##### DATA PROVIDED #####

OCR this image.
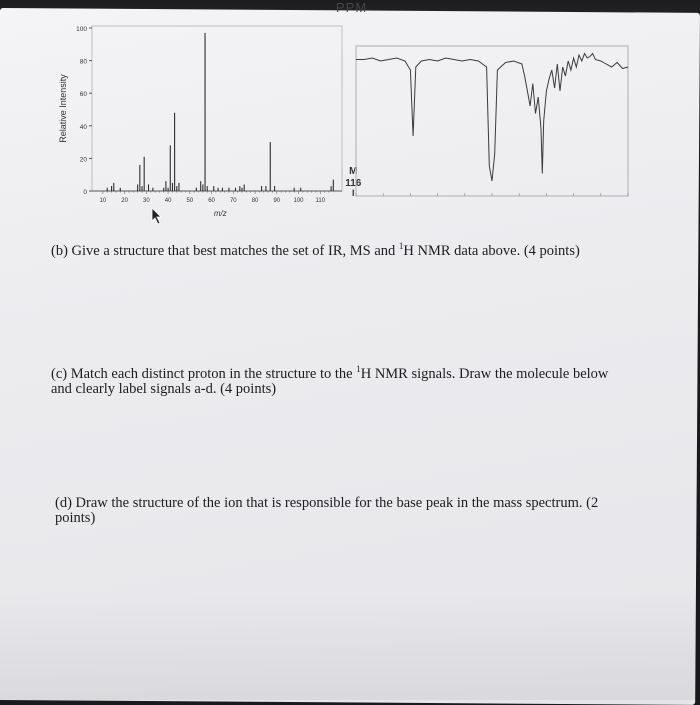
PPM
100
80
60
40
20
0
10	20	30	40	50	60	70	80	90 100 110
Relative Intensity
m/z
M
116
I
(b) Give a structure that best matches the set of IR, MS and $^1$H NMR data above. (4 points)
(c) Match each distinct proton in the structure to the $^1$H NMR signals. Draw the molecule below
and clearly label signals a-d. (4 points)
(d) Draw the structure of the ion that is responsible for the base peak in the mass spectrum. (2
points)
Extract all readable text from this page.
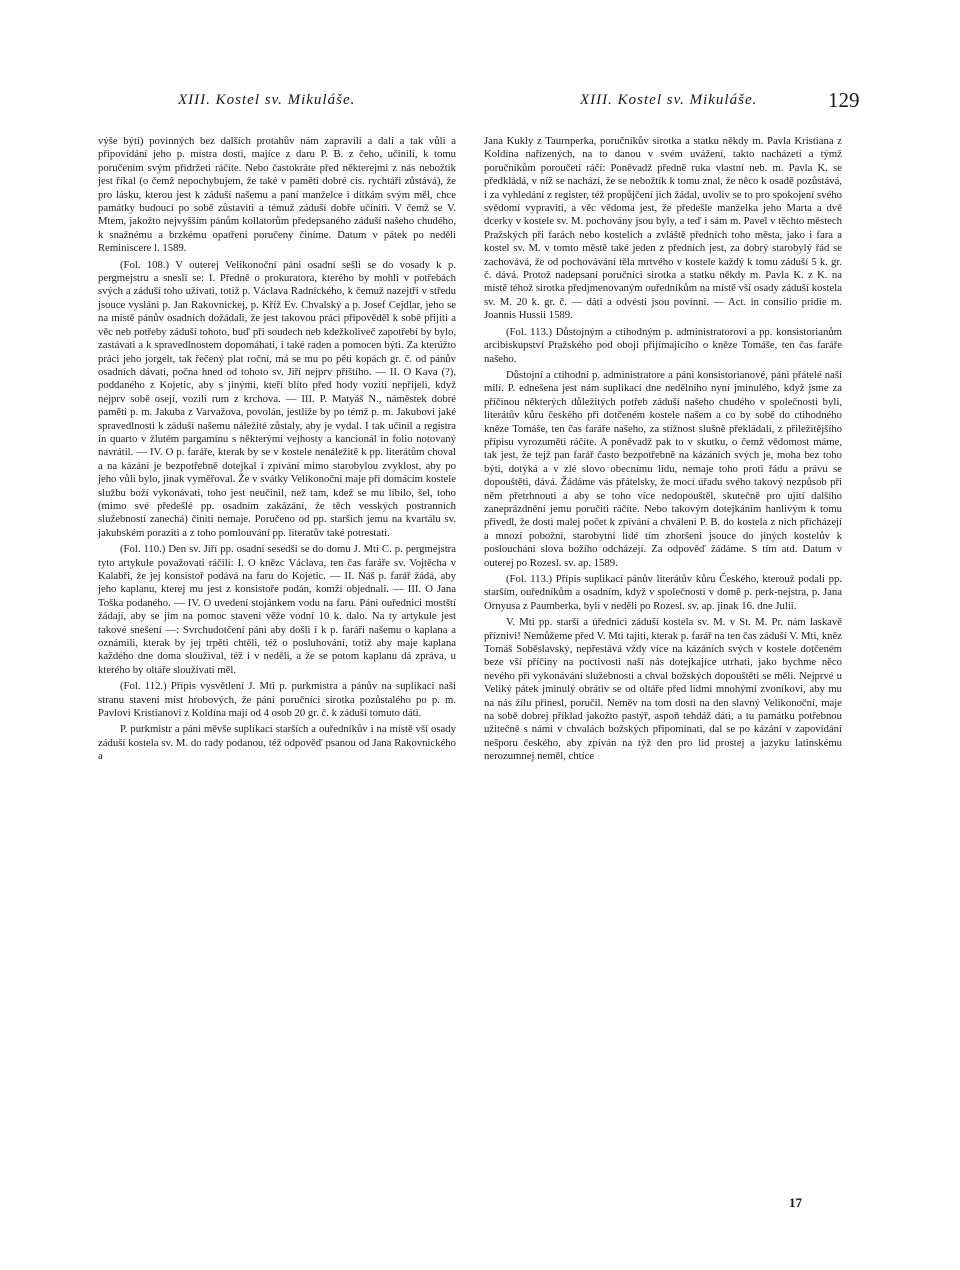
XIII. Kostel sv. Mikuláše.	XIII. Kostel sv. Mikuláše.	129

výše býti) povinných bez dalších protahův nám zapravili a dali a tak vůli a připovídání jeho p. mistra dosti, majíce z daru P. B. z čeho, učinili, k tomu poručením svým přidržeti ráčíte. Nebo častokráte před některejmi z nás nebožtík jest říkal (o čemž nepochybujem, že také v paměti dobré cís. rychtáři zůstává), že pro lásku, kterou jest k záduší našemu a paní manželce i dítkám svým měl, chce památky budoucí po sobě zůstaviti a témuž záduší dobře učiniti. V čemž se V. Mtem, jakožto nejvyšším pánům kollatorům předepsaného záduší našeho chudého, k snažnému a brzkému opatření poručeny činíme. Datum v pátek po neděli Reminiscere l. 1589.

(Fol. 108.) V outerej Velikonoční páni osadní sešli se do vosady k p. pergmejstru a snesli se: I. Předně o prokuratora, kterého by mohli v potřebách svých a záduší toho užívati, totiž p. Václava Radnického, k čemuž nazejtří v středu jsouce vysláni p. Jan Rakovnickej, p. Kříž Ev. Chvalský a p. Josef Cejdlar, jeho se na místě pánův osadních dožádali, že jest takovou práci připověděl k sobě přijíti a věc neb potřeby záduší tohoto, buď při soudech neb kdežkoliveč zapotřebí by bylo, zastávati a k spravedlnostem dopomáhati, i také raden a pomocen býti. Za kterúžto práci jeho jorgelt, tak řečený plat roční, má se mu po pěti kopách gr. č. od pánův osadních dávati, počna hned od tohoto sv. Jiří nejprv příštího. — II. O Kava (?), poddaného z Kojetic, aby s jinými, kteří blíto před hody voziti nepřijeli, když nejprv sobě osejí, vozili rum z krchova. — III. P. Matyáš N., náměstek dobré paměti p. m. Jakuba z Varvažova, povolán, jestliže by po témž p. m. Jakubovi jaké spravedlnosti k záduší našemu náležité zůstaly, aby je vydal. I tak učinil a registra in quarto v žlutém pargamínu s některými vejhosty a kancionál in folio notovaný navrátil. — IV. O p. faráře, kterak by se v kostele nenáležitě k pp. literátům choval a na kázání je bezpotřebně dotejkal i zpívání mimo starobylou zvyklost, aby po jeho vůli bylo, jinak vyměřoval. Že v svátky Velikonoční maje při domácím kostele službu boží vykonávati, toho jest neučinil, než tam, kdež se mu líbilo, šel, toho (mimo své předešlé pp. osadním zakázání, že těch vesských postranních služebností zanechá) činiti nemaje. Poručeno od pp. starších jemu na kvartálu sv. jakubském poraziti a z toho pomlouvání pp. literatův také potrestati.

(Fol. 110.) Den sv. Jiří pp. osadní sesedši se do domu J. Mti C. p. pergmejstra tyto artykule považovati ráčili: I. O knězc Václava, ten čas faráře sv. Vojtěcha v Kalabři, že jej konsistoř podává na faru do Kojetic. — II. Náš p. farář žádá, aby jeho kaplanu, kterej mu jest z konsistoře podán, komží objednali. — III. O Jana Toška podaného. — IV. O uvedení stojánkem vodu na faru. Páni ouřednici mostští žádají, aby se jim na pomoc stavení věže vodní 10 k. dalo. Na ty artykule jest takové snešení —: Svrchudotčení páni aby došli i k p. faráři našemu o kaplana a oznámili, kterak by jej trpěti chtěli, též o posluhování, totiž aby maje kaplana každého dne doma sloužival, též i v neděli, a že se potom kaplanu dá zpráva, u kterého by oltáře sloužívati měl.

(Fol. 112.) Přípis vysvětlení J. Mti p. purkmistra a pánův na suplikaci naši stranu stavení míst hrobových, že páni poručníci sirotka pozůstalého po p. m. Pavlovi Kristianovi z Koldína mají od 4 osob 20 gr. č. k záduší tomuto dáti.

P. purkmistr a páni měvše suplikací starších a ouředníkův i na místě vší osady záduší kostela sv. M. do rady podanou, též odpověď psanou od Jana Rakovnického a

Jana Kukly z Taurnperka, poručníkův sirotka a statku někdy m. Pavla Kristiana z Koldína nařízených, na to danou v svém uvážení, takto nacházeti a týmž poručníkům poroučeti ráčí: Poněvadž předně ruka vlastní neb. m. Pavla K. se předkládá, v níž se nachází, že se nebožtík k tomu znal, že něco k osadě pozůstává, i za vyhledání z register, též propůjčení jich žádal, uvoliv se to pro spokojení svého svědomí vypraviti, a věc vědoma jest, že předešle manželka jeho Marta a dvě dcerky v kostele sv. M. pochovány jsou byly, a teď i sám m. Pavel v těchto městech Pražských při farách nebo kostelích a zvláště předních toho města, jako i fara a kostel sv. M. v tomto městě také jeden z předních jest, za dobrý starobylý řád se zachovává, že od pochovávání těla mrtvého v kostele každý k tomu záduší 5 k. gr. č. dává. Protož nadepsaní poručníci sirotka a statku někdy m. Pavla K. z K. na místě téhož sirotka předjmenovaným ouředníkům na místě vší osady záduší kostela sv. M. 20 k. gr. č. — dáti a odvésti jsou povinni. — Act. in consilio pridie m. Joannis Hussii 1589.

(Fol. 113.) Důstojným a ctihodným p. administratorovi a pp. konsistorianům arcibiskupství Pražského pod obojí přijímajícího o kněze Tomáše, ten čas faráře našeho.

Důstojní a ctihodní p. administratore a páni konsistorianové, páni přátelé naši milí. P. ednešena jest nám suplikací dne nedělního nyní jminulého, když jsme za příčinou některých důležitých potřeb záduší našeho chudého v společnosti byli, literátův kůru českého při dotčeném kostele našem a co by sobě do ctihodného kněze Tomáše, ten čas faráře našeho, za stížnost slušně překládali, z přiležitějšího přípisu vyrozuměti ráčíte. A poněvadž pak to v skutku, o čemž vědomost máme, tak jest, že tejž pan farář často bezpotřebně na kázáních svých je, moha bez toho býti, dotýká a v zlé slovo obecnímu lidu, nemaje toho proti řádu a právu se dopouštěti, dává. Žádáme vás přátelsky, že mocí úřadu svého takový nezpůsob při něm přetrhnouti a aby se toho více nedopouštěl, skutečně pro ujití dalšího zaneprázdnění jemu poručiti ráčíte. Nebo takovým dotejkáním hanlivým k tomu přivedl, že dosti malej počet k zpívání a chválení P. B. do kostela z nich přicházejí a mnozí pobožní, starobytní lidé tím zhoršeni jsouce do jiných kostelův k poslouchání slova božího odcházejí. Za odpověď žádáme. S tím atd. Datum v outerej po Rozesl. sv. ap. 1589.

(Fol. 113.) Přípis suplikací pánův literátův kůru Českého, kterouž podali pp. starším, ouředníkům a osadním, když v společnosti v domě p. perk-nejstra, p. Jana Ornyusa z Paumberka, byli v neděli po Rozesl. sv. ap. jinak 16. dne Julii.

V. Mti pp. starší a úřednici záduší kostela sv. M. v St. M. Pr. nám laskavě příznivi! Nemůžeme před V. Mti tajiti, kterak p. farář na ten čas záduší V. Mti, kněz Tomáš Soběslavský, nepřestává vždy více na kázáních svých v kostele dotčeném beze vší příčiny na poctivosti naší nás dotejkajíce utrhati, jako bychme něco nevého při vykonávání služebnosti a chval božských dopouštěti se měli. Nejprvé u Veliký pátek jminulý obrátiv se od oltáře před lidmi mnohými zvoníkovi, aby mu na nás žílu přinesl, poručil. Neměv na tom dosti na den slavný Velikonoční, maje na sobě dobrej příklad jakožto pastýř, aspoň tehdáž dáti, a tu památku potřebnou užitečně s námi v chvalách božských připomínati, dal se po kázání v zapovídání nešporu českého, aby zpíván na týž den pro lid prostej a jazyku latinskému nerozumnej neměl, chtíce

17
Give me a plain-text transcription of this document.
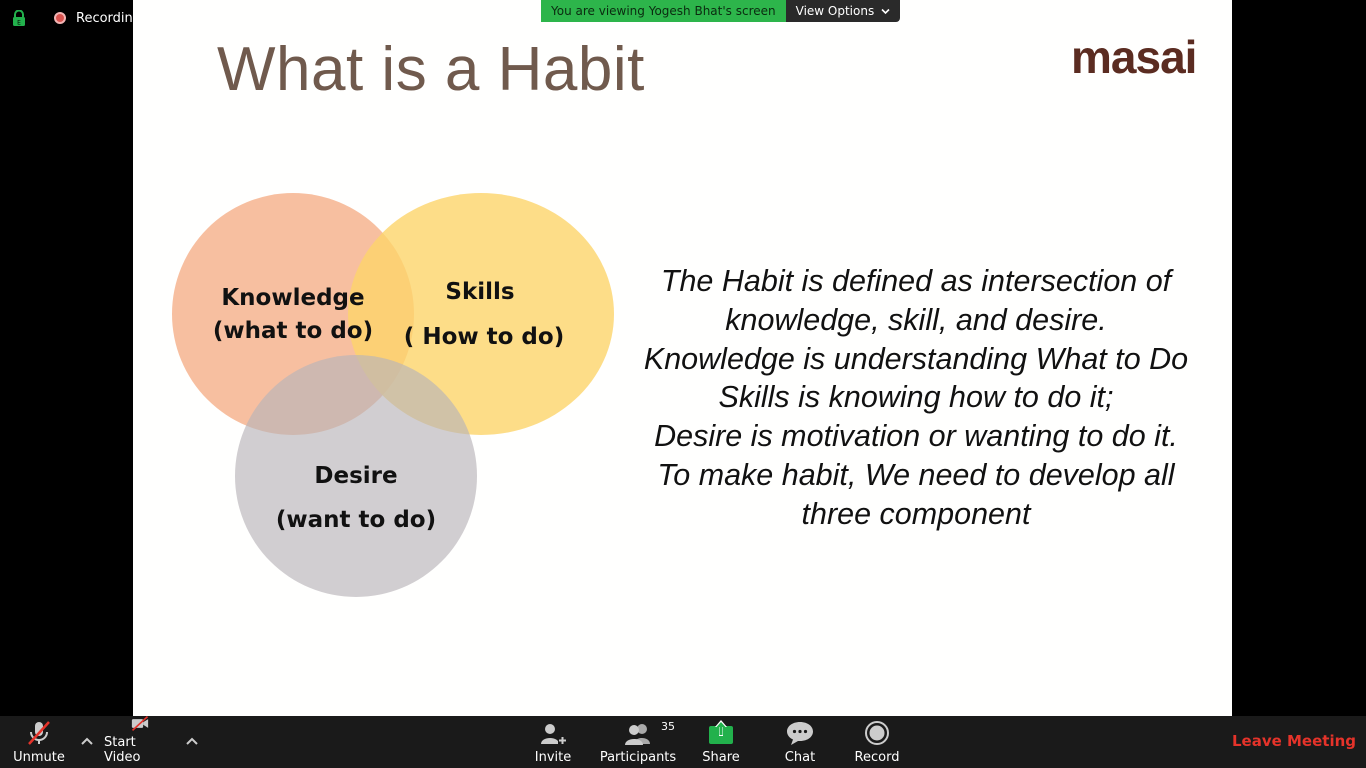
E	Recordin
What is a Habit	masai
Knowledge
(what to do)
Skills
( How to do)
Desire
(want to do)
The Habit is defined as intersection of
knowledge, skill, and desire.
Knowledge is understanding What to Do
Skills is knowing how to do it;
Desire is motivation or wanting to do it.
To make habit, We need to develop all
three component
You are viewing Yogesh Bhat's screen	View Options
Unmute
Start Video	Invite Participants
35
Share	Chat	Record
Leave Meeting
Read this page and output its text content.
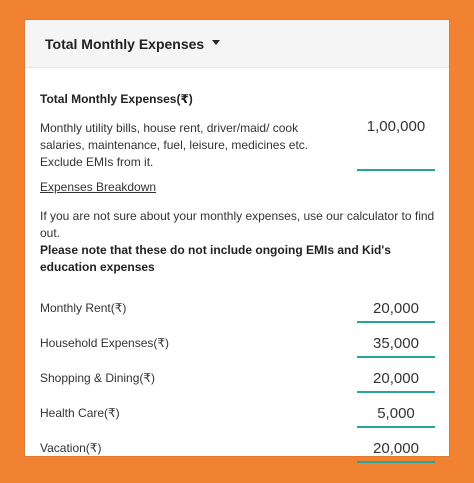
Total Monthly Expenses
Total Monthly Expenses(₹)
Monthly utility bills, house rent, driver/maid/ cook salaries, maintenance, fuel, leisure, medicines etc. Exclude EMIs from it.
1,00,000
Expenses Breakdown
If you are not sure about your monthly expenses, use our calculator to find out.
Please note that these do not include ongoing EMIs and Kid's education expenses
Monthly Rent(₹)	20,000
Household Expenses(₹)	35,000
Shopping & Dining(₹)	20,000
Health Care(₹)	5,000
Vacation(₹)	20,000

#####

_THE TASK_: Pick out the lines containing the string "Skills".

_COMPLETED TASK_:
Skills
Skills is knowing how to do it;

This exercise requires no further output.